/---

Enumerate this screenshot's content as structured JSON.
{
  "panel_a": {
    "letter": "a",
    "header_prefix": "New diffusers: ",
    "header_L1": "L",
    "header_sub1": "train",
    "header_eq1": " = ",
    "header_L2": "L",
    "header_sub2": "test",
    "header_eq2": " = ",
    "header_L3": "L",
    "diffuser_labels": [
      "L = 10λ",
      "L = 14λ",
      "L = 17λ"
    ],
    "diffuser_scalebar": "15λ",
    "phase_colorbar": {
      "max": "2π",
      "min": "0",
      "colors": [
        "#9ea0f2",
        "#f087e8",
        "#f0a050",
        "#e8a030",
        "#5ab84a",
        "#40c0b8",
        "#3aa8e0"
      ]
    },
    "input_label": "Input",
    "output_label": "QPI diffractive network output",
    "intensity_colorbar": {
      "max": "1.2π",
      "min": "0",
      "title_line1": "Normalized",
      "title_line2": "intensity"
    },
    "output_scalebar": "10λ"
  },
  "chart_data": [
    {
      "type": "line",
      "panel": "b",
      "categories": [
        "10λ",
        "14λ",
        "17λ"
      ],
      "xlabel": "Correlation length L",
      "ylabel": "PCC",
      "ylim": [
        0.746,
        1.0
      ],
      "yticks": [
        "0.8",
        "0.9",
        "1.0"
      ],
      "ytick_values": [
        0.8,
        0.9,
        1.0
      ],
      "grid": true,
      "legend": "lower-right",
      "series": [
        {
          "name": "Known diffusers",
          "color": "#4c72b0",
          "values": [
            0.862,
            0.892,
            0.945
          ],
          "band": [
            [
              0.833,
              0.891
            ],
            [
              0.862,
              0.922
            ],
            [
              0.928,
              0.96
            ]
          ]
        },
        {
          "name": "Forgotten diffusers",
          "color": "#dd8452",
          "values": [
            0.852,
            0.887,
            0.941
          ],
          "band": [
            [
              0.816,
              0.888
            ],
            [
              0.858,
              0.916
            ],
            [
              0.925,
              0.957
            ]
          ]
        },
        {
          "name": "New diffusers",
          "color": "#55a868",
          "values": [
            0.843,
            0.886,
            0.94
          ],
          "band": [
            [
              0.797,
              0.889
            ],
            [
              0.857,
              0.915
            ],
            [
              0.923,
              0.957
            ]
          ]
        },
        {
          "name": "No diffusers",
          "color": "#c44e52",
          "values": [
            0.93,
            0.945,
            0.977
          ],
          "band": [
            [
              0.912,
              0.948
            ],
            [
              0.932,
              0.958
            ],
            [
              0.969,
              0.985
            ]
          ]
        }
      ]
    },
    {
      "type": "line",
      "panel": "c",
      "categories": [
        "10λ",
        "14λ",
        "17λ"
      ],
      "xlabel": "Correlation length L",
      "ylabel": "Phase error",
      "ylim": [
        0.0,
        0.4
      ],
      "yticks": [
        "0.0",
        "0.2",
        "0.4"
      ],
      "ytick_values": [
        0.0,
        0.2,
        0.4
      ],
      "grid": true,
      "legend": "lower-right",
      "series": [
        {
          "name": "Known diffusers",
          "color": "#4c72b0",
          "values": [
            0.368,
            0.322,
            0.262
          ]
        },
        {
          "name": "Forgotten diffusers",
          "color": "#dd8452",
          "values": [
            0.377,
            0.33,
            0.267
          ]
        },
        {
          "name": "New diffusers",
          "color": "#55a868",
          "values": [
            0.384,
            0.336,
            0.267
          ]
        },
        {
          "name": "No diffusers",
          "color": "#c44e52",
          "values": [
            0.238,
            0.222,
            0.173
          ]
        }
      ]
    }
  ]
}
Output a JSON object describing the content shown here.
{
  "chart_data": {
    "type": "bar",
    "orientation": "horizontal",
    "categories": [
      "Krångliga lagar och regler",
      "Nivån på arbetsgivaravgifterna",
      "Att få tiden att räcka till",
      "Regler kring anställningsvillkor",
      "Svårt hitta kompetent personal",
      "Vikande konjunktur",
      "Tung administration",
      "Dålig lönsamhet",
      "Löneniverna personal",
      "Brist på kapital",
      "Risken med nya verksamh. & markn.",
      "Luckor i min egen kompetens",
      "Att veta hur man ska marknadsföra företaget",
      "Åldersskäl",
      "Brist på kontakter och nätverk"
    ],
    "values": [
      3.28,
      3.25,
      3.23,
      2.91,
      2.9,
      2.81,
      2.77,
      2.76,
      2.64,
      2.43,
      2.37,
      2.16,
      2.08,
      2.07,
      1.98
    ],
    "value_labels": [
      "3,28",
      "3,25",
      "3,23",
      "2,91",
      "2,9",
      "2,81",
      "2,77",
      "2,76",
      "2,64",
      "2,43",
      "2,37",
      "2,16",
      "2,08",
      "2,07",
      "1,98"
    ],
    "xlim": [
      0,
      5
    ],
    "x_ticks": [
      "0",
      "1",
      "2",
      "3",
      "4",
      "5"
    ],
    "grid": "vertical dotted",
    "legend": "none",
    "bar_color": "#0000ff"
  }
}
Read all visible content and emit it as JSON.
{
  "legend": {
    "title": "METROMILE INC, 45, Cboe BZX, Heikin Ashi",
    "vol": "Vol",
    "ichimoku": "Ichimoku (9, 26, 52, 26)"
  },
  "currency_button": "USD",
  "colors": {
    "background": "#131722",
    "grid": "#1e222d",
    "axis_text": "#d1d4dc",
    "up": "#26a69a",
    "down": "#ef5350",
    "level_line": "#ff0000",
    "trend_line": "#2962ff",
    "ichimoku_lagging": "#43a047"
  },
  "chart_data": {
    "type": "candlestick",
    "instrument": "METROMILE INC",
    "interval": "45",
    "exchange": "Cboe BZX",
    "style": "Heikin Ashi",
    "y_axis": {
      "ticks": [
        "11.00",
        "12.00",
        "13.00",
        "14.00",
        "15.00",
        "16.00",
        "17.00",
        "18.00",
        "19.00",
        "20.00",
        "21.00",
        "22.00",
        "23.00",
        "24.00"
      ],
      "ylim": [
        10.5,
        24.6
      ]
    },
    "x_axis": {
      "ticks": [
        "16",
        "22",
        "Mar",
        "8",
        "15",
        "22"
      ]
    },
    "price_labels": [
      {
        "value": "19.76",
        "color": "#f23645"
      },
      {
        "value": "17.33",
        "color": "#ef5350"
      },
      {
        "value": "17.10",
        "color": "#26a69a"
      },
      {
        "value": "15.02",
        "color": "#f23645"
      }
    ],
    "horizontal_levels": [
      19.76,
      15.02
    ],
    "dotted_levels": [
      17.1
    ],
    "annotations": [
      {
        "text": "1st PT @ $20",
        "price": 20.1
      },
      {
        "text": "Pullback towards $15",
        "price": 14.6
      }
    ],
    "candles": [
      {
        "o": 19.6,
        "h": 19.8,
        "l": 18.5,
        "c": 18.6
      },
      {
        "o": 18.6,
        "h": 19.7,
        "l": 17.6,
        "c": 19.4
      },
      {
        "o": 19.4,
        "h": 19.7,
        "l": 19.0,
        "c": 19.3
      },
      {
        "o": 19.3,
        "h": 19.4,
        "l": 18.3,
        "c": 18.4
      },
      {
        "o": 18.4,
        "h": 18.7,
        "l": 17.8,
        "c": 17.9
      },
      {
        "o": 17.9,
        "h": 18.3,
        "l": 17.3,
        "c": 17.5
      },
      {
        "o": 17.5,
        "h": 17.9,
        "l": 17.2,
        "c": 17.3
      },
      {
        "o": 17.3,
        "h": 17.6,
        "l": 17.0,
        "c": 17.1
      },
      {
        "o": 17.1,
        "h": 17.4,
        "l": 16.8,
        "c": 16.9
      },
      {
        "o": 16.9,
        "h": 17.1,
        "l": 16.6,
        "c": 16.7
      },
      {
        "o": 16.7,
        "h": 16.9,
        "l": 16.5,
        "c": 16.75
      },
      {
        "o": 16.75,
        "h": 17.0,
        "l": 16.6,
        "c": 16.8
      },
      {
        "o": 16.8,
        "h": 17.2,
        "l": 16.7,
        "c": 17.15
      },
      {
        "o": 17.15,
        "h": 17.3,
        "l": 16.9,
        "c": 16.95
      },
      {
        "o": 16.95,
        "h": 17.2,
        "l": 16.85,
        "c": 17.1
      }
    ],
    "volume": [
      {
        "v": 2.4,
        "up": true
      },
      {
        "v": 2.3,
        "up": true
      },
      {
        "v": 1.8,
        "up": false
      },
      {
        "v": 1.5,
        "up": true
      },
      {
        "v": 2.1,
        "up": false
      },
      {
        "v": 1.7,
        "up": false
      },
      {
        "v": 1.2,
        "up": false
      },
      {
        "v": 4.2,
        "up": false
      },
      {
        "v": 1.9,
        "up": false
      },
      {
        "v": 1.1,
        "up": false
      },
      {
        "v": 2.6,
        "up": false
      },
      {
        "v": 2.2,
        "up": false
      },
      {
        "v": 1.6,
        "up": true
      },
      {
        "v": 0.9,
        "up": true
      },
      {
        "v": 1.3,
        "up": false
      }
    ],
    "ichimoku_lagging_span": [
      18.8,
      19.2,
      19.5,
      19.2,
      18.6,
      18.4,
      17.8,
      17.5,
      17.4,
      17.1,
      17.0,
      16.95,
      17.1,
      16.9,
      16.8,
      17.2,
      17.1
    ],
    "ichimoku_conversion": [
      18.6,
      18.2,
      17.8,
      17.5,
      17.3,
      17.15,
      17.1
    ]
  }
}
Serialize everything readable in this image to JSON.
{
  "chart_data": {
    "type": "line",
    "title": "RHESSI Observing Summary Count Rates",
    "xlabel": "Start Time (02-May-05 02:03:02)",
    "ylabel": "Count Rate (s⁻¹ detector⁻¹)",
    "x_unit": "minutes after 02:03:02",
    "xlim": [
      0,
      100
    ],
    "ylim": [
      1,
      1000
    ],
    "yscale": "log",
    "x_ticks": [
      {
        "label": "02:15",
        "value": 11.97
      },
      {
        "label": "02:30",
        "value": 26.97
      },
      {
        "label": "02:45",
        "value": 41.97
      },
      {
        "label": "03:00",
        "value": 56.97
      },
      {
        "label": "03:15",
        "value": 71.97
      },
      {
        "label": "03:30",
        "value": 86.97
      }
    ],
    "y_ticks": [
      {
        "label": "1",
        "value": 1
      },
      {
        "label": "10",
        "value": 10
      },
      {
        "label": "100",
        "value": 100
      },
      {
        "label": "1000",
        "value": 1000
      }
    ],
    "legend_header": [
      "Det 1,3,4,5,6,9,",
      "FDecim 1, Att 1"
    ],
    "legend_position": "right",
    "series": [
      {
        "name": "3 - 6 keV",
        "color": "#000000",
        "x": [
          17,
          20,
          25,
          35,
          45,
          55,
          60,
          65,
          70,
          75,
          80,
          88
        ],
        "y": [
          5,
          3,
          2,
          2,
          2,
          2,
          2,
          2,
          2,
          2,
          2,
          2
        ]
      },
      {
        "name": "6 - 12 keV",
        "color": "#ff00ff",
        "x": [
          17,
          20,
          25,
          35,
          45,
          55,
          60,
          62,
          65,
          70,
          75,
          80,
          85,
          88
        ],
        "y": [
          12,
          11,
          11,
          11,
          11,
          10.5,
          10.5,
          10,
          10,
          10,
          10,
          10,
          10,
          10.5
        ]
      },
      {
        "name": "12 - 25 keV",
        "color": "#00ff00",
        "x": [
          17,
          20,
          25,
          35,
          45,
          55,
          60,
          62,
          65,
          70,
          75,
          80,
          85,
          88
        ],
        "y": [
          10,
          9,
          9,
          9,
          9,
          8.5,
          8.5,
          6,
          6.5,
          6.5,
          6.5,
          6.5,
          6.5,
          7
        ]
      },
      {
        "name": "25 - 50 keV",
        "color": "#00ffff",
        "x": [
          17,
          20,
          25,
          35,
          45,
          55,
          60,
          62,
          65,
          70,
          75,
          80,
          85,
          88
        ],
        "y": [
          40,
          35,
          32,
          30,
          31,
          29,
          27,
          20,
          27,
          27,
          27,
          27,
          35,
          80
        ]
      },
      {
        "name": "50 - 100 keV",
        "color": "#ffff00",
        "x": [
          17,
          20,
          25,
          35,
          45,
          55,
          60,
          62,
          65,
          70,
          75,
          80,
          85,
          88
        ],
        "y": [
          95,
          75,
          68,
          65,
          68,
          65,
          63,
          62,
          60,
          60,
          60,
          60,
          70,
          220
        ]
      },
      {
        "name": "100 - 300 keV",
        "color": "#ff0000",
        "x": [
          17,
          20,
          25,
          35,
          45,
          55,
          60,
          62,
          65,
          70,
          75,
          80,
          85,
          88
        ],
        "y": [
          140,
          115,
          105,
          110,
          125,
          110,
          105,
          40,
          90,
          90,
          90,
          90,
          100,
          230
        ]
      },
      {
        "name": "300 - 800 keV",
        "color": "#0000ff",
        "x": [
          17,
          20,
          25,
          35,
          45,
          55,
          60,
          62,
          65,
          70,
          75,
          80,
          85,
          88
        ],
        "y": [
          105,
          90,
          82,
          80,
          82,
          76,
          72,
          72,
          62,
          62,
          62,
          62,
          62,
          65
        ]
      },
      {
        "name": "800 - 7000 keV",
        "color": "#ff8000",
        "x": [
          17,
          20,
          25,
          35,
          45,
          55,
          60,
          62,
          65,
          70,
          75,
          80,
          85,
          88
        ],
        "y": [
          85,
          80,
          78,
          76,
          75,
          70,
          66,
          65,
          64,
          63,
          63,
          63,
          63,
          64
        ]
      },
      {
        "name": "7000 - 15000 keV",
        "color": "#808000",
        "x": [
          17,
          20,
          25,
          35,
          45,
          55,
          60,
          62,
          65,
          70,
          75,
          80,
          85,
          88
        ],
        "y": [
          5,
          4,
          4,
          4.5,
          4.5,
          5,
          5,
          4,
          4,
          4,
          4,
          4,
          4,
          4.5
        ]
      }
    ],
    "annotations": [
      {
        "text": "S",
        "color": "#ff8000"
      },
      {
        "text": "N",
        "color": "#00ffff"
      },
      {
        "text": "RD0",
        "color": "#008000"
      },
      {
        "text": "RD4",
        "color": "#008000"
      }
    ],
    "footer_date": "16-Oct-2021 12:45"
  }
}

\---

* [Task statement]:
Which lines contain "ylabel"? Show each of them.

* [Answer in full]:
      "ylabel": "PCC",
      "ylabel": "Phase error",
    "ylabel": "Count Rate (s⁻¹ detector⁻¹)",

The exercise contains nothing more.